--- TASK PROMPT ---
For the listing below, give the count of lines containing the string "المؤلف" and nothing else.

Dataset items
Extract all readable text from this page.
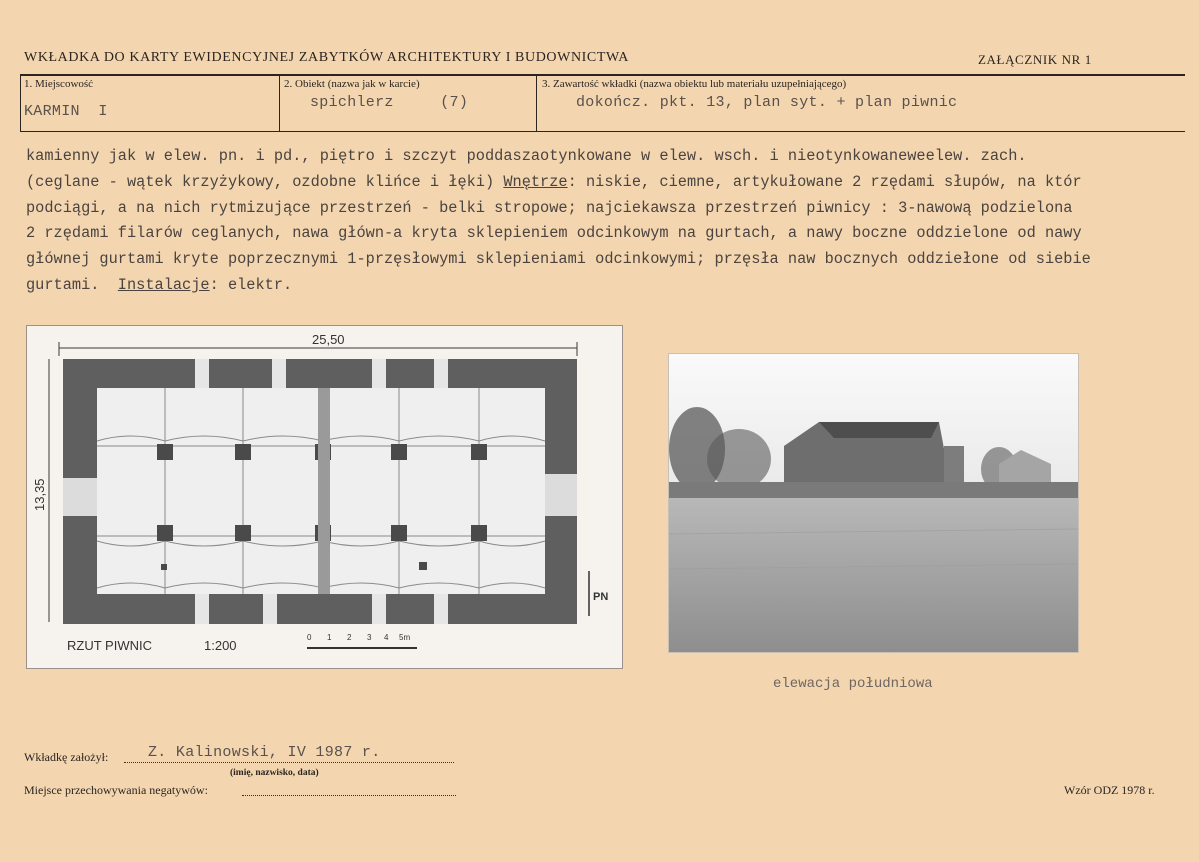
WKŁADKA DO KARTY EWIDENCYJNEJ ZABYTKÓW ARCHITEKTURY I BUDOWNICTWA	ZAŁĄCZNIK NR 1
1. Miejscowość
KARMIN  I
2. Obiekt (nazwa jak w karcie)
spichlerz     (7)
3. Zawartość wkładki (nazwa obiektu lub materiału uzupełniającego)
dokończ. pkt. 13, plan syt. + plan piwnic
kamienny jak w elew. pn. i pd., piętro i szczyt poddaszaotynkowane w elew. wsch. i nieotynkowaneweelew. zach.
(ceglane - wątek krzyżykowy, ozdobne klińce i łęki) Wnętrze: niskie, ciemne, artykułowane 2 rzędami słupów, na któr
podciągi, a na nich rytmizujące przestrzeń - belki stropowe; najciekawsza przestrzeń piwnicy : 3-nawową podzielona
2 rzędami filarów ceglanych, nawa główn-a kryta sklepieniem odcinkowym na gurtach, a nawy boczne oddzielone od nawy
głównej gurtami kryte poprzecznymi 1-przęsłowymi sklepieniami odcinkowymi; przęsła naw bocznych oddziełone od siebie
gurtami.  Instalacje: elektr.
25,50
13,35
RZUT PIWNIC	1:200
0 1 2 3 4 5m
PN
elewacja południowa
Wkładkę założył:	Z. Kalinowski, IV 1987 r.
(imię, nazwisko, data)
Miejsce przechowywania negatywów:	Wzór ODZ 1978 r.
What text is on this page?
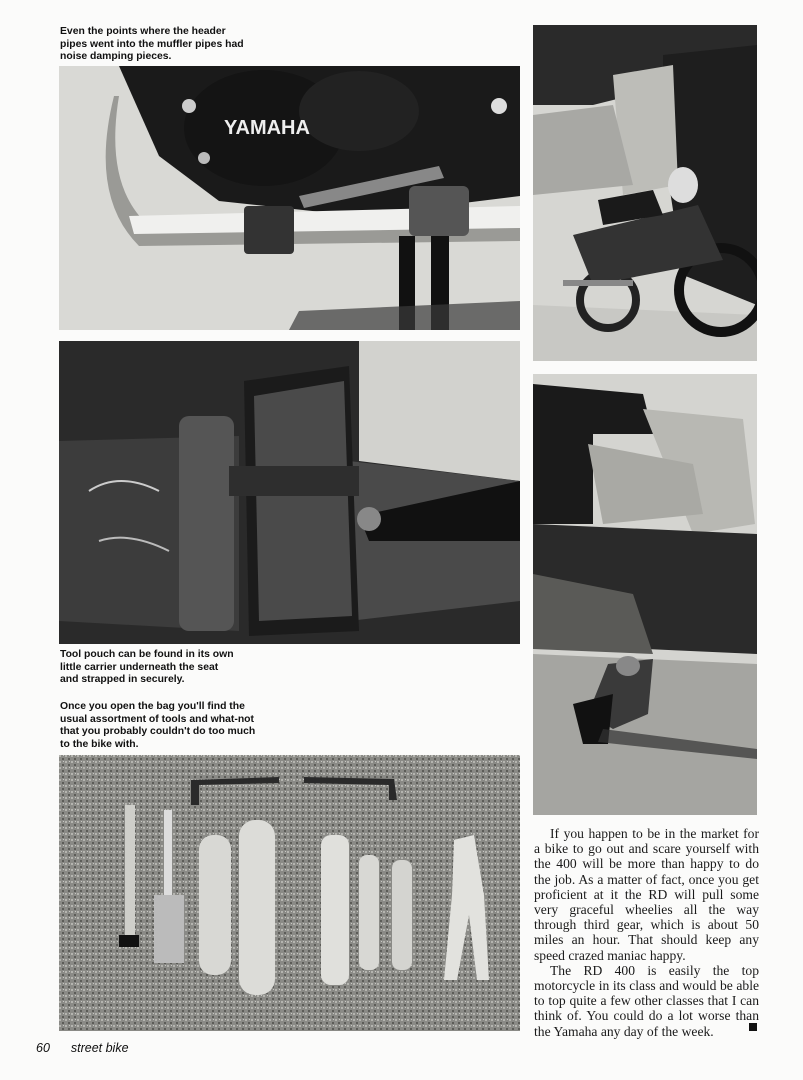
Even the points where the header
pipes went into the muffler pipes had
noise damping pieces.
YAMAHA
Tool pouch can be found in its own
little carrier underneath the seat
and strapped in securely.
Once you open the bag you'll find the
usual assortment of tools and what-not
that you probably couldn't do too much
to the bike with.

If you happen to be in the market for a bike to go out and scare yourself with the 400 will be more than happy to do the job. As a matter of fact, once you get proficient at it the RD will pull some very graceful wheelies all the way through third gear, which is about 50 miles an hour. That should keep any speed crazed maniac happy.

The RD 400 is easily the top motorcycle in its class and would be able to top quite a few other classes that I can think of. You could do a lot worse than the Yamaha any day of the week.

60 street bike
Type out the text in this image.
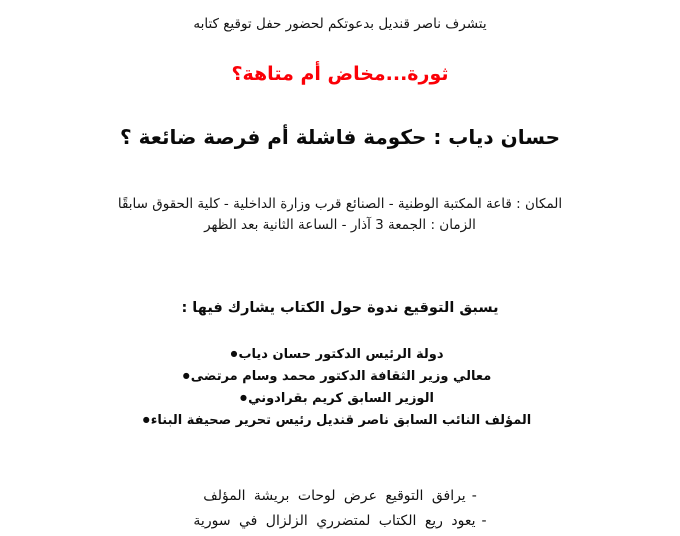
يتشرف ناصر قنديل بدعوتكم لحضور حفل توقيع كتابه
ثورة...مخاض أم متاهة؟
حسان دياب : حكومة فاشلة أم فرصة ضائعة ؟
المكان : قاعة المكتبة الوطنية - الصنائع قرب وزارة الداخلية - كلية الحقوق سابقًا
الزمان : الجمعة 3 آذار - الساعة الثانية بعد الظهر
يسبق التوقيع ندوة حول الكتاب يشارك فيها :
●دولة الرئيس الدكتور حسان دياب
●معالي وزير الثقافة الدكتور محمد وسام مرتضى
●الوزير السابق كريم بقرادوني
●المؤلف النائب السابق ناصر قنديل رئيس تحرير صحيفة البناء
-يرافق التوقيع عرض لوحات بريشة المؤلف
-يعود ريع الكتاب لمتضرري الزلزال في سورية
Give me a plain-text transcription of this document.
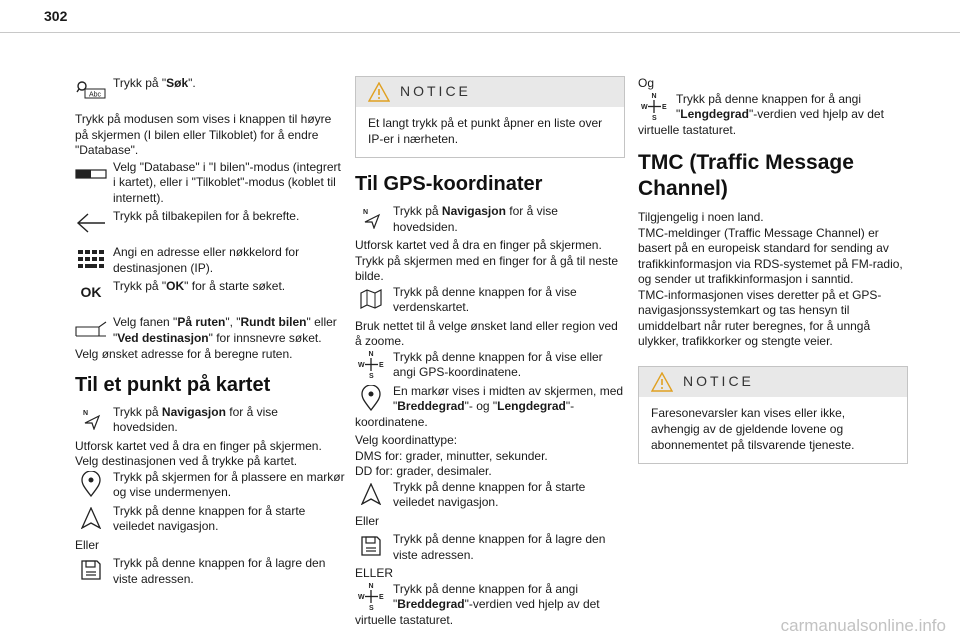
302
Abc
Trykk på "Søk".

Trykk på modusen som vises i knappen til høyre på skjermen (I bilen eller Tilkoblet) for å endre "Database".

Velg "Database" i "I bilen"-modus (integrert i kartet), eller i "Tilkoblet"-modus (koblet til internett).
Trykk på tilbakepilen for å bekrefte.
Angi en adresse eller nøkkelord for destinasjonen (IP).
OK Trykk på "OK" for å starte søket.
Velg fanen "På ruten", "Rundt bilen" eller "Ved destinasjon" for innsnevre søket.

Velg ønsket adresse for å beregne ruten.

Til et punkt på kartet
N Trykk på Navigasjon for å vise hovedsiden.
Utforsk kartet ved å dra en finger på skjermen.
Velg destinasjonen ved å trykke på kartet.
Trykk på skjermen for å plassere en markør og vise undermenyen.
Trykk på denne knappen for å starte veiledet navigasjon.
Eller
Trykk på denne knappen for å lagre den viste adressen.
NOTICE
Et langt trykk på et punkt åpner en liste over IP-er i nærheten.
Til GPS-koordinater
N Trykk på Navigasjon for å vise hovedsiden.
Utforsk kartet ved å dra en finger på skjermen.
Trykk på skjermen med en finger for å gå til neste bilde.
Trykk på denne knappen for å vise verdenskartet.
Bruk nettet til å velge ønsket land eller region ved å zoome.
N
W E
S
Trykk på denne knappen for å vise eller angi GPS-koordinatene.
En markør vises i midten av skjermen, med "Breddegrad"- og "Lengdegrad"-koordinatene.
Velg koordinattype:
DMS for: grader, minutter, sekunder.
DD for: grader, desimaler.
Trykk på denne knappen for å starte veiledet navigasjon.
Eller
Trykk på denne knappen for å lagre den viste adressen.
ELLER
N
W E
S
Trykk på denne knappen for å angi "Breddegrad"-verdien ved hjelp av det virtuelle tastaturet.
Og
N
W E
S
Trykk på denne knappen for å angi "Lengdegrad"-verdien ved hjelp av det virtuelle tastaturet.
TMC (Traffic Message Channel)
Tilgjengelig i noen land.
TMC-meldinger (Traffic Message Channel) er basert på en europeisk standard for sending av trafikkinformasjon via RDS-systemet på FM-radio, og sender ut trafikkinformasjon i sanntid.
TMC-informasjonen vises deretter på et GPS-navigasjonssystemkart og tas hensyn til umiddelbart når ruter beregnes, for å unngå ulykker, trafikkorker og stengte veier.
NOTICE
Faresonevarsler kan vises eller ikke, avhengig av de gjeldende lovene og abonnementet på tilsvarende tjeneste.
carmanualsonline.info
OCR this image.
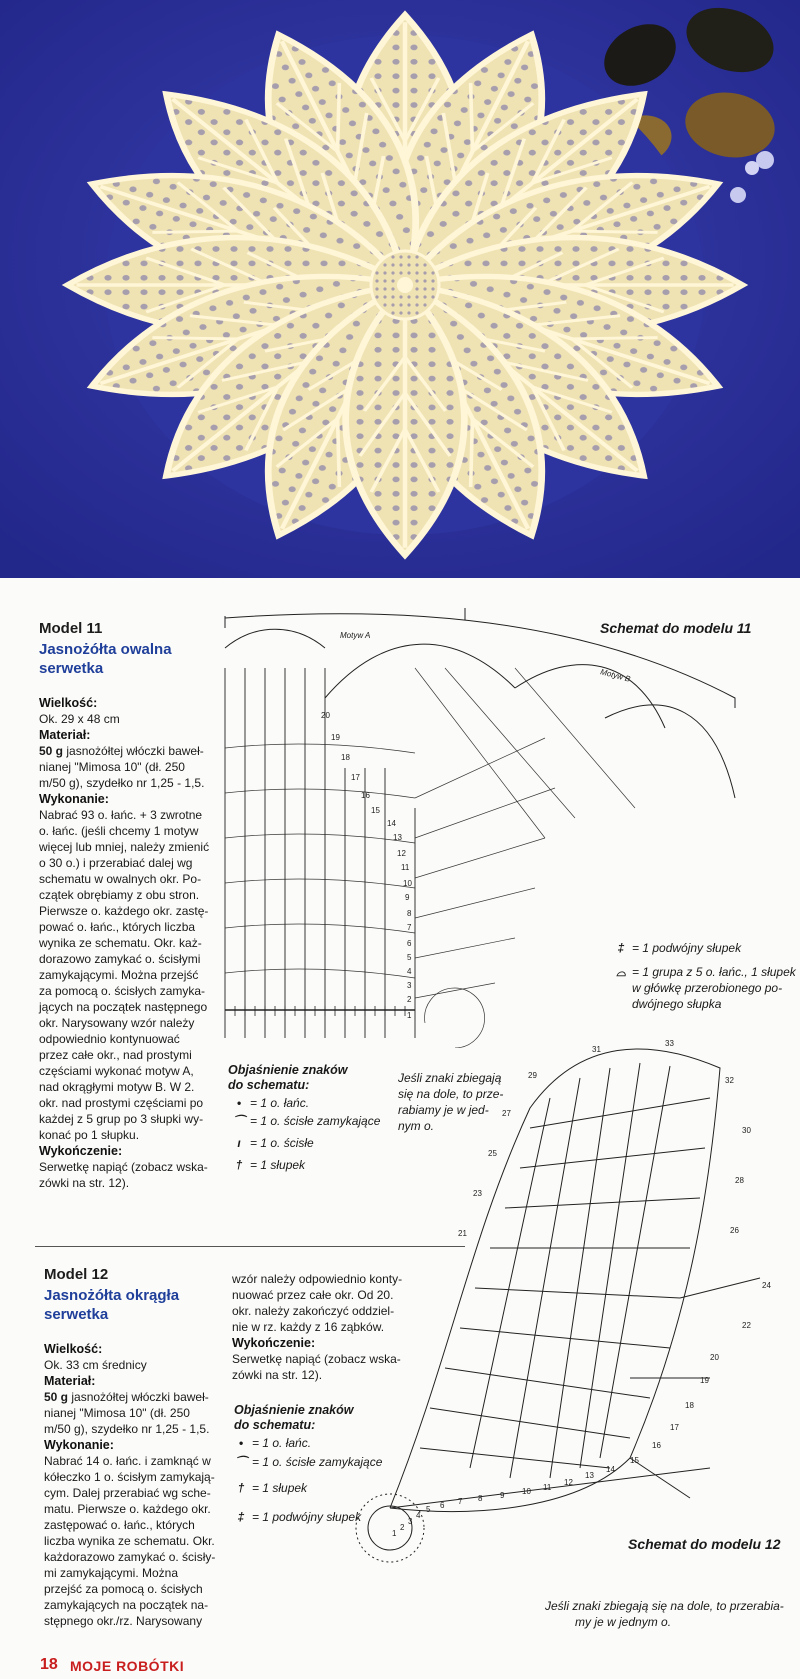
20
19
18
17
16
15
14
13
12
11
10
9
8
7
6
5
4
3
2
1
33
32
31
30
29
28
27
26
25
24
23
22
21
20
19
18
17
16
15
14
13
12
11
10
9
8
7
6
5
4
3
2
1
Model 11
Jasnożółta owalna
serwetka
Wielkość:
Ok. 29 x 48 cm
Materiał:
50 g jasnożółtej włóczki baweł-
nianej "Mimosa 10" (dł. 250
m/50 g), szydełko nr 1,25 - 1,5.
Wykonanie:
Nabrać 93 o. łańc. + 3 zwrotne
o. łańc. (jeśli chcemy 1 motyw
więcej lub mniej, należy zmienić
o 30 o.) i przerabiać dalej wg
schematu w owalnych okr. Po-
czątek obrębiamy z obu stron.
Pierwsze o. każdego okr. zastę-
pować o. łańc., których liczba
wynika ze schematu. Okr. każ-
dorazowo zamykać o. ścisłymi
zamykającymi. Można przejść
za pomocą o. ścisłych zamyka-
jących na początek następnego
okr. Narysowany wzór należy
odpowiednio kontynuować
przez całe okr., nad prostymi
częściami wykonać motyw A,
nad okrągłymi motyw B. W 2.
okr. nad prostymi częściami po
każdej z 5 grup po 3 słupki wy-
konać po 1 słupku.
Wykończenie:
Serwetkę napiąć (zobacz wska-
zówki na str. 12).
Objaśnienie znaków
do schematu:
• = 1 o. łańc.
⌒ = 1 o. ścisłe zamykające
ı = 1 o. ścisłe
† = 1 słupek
Jeśli znaki zbiegają
się na dole, to prze-
rabiamy je w jed-
nym o.
Schemat do modelu 11
Motyw A
Motyw B
‡ = 1 podwójny słupek
⌓ = 1 grupa z 5 o. łańc., 1 słupek
w główkę przerobionego po-
dwójnego słupka
Model 12
Jasnożółta okrągła
serwetka
Wielkość:
Ok. 33 cm średnicy
Materiał:
50 g jasnożółtej włóczki baweł-
nianej "Mimosa 10" (dł. 250
m/50 g), szydełko nr 1,25 - 1,5.
Wykonanie:
Nabrać 14 o. łańc. i zamknąć w
kółeczko 1 o. ścisłym zamykają-
cym. Dalej przerabiać wg sche-
matu. Pierwsze o. każdego okr.
zastępować o. łańc., których
liczba wynika ze schematu. Okr.
każdorazowo zamykać o. ścisły-
mi zamykającymi. Można
przejść za pomocą o. ścisłych
zamykających na początek na-
stępnego okr./rz. Narysowany
wzór należy odpowiednio konty-
nuować przez całe okr. Od 20.
okr. należy zakończyć oddziel-
nie w rz. każdy z 16 ząbków.
Wykończenie:
Serwetkę napiąć (zobacz wska-
zówki na str. 12).
Objaśnienie znaków
do schematu:
• = 1 o. łańc.
⌒ = 1 o. ścisłe zamykające
† = 1 słupek
‡ = 1 podwójny słupek
Schemat do modelu 12
Jeśli znaki zbiegają się na dole, to przerabia-
my je w jednym o.
18 MOJE ROBÓTKI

--- FULL OUTPUT ---
2